— GOAL OF THE EXERCISE —
Where a line of the listing below includes the word "color", reproduce that line.

— EXCERPTED DATA —
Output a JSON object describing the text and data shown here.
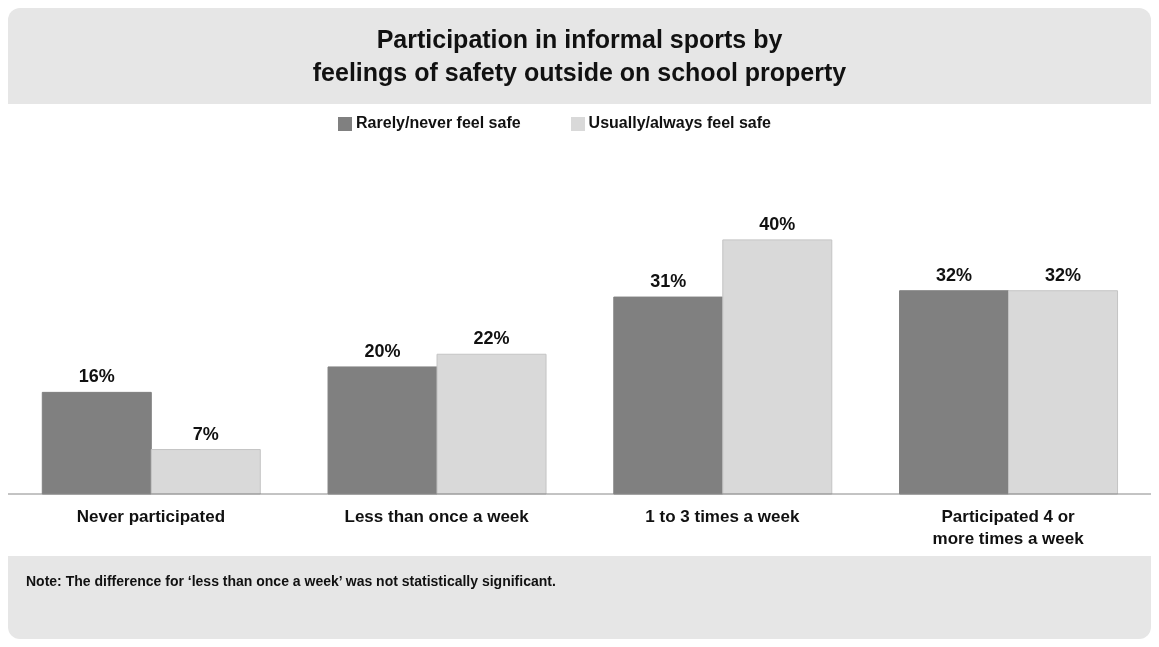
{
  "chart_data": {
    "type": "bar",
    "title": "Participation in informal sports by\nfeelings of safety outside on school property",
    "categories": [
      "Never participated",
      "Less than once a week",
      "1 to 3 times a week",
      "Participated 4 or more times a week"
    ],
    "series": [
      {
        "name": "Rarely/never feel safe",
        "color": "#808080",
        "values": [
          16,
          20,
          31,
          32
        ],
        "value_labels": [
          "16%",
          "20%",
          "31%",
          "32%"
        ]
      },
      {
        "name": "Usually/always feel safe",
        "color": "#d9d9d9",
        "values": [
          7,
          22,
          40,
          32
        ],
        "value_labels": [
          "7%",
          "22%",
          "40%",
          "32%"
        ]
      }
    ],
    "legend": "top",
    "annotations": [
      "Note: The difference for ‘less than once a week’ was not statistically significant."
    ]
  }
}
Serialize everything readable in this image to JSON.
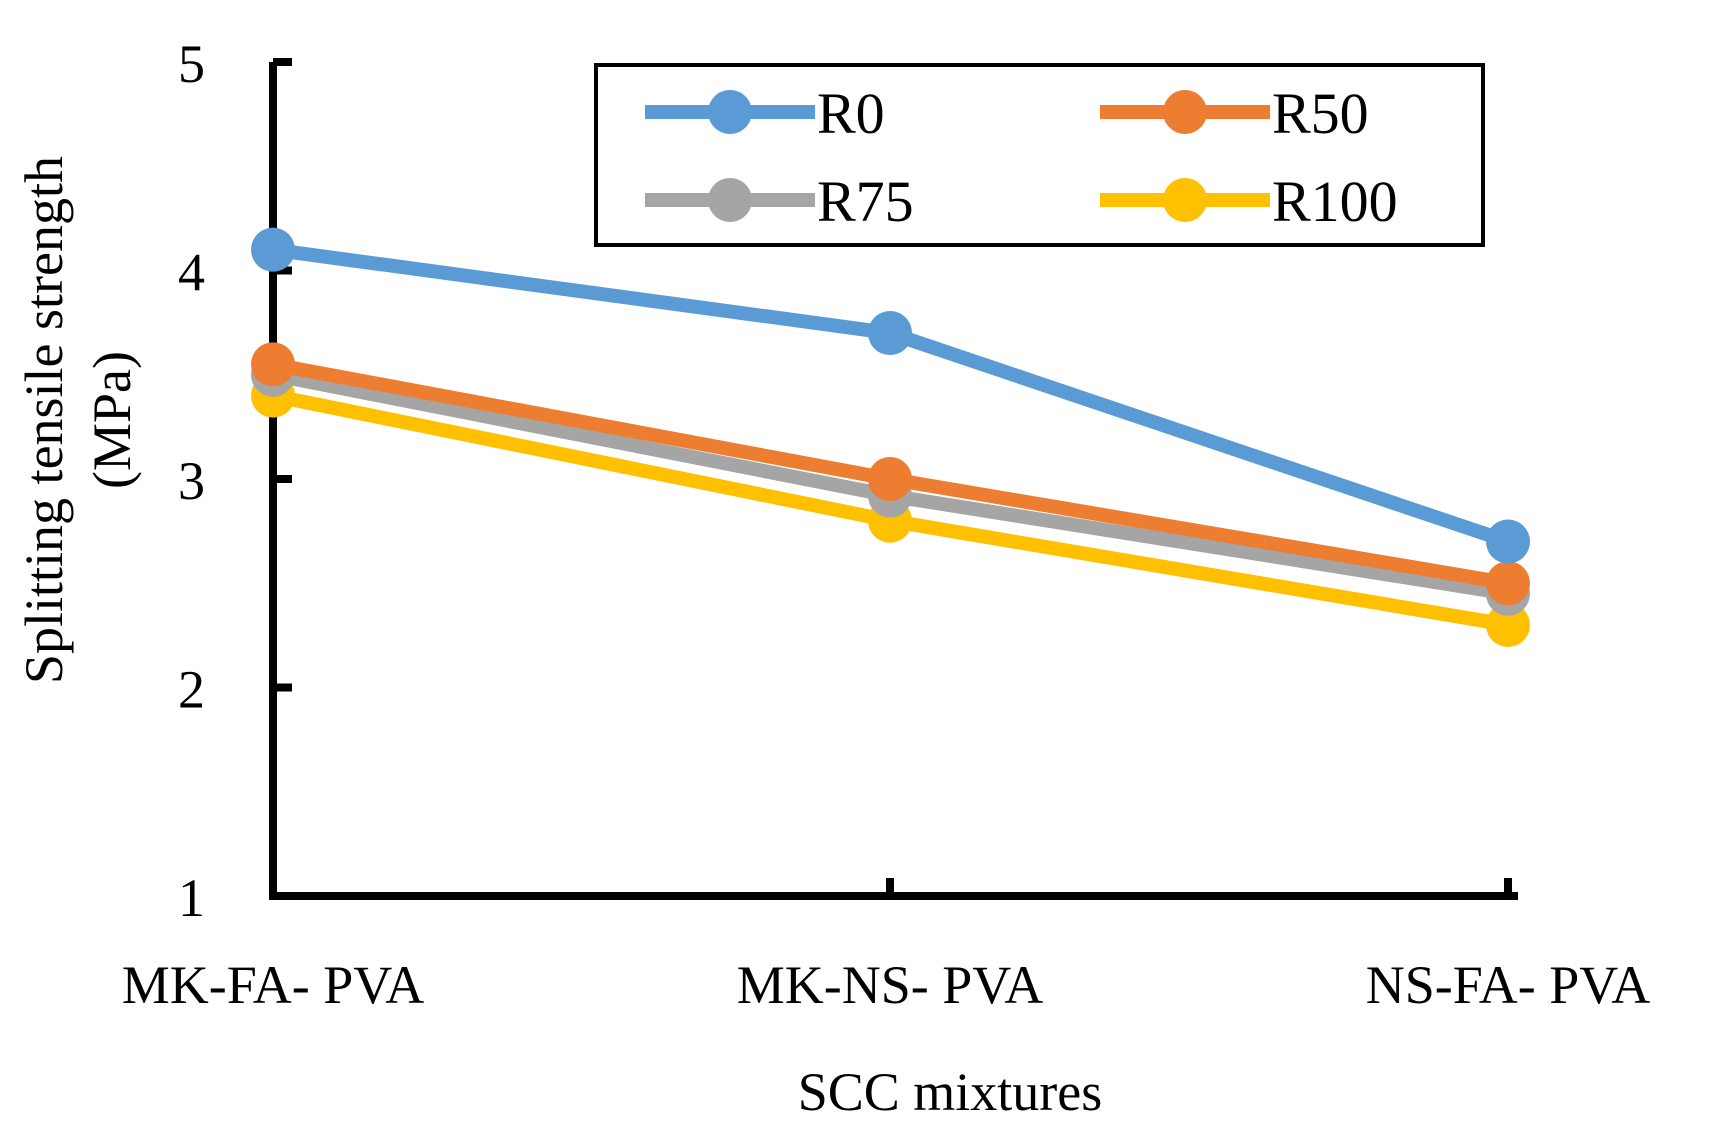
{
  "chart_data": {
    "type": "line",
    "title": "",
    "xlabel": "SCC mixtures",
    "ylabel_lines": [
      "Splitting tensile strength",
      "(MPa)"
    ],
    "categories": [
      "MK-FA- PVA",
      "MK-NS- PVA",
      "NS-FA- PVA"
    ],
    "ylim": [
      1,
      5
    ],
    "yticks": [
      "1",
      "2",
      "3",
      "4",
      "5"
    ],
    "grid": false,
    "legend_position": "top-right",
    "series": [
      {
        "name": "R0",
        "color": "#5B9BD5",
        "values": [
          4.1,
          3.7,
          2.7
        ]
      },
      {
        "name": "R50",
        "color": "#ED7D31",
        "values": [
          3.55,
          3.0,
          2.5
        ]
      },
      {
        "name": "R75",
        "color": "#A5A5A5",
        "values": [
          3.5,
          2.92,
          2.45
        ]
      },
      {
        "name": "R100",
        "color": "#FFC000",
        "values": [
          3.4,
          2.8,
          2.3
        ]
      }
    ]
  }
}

— ANSWER TO THIS PROBLEM —
        "color": "#808080",
        "color": "#d9d9d9",
        "color": "#5B9BD5",
        "color": "#ED7D31",
        "color": "#A5A5A5",
        "color": "#FFC000",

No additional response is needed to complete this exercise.